**Directions**. Give every entry again, word for word.

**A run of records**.
++++++++++++++++++++
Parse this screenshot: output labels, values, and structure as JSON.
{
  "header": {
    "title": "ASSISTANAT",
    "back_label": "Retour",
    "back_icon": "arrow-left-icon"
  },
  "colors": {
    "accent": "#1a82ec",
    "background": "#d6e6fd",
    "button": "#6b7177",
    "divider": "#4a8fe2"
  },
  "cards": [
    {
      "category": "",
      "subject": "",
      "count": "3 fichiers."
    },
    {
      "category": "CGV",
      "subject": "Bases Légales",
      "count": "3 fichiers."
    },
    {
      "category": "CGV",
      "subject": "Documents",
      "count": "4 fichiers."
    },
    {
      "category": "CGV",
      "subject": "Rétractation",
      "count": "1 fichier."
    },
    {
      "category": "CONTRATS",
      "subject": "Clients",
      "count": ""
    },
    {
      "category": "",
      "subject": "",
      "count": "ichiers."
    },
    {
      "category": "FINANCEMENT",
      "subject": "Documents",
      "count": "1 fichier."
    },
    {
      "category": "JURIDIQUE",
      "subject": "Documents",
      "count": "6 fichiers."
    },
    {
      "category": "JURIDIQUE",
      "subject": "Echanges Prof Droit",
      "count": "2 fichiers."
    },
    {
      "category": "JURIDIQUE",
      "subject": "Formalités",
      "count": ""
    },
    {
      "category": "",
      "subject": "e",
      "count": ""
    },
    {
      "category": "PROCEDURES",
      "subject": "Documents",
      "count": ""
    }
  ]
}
++++++++++++++++++++
**Exercise result**.
Parse this screenshot: output labels, values, and structure as JSON.
{
  "header": {
    "title": "ASSISTANAT",
    "back_label": "Retour",
    "back_icon": "arrow-left-icon"
  },
  "colors": {
    "accent": "#1a82ec",
    "background": "#d6e6fd",
    "button": "#6b7177",
    "divider": "#4a8fe2"
  },
  "cards": [
    {
      "category": "",
      "subject": "",
      "count": "3 fichiers."
    },
    {
      "category": "CGV",
      "subject": "Bases Légales",
      "count": "3 fichiers."
    },
    {
      "category": "CGV",
      "subject": "Documents",
      "count": "4 fichiers."
    },
    {
      "category": "CGV",
      "subject": "Rétractation",
      "count": "1 fichier."
    },
    {
      "category": "CONTRATS",
      "subject": "Clients",
      "count": ""
    },
    {
      "category": "",
      "subject": "",
      "count": "ichiers."
    },
    {
      "category": "FINANCEMENT",
      "subject": "Documents",
      "count": "1 fichier."
    },
    {
      "category": "JURIDIQUE",
      "subject": "Documents",
      "count": "6 fichiers."
    },
    {
      "category": "JURIDIQUE",
      "subject": "Echanges Prof Droit",
      "count": "2 fichiers."
    },
    {
      "category": "JURIDIQUE",
      "subject": "Formalités",
      "count": ""
    },
    {
      "category": "",
      "subject": "e",
      "count": ""
    },
    {
      "category": "PROCEDURES",
      "subject": "Documents",
      "count": ""
    }
  ]
}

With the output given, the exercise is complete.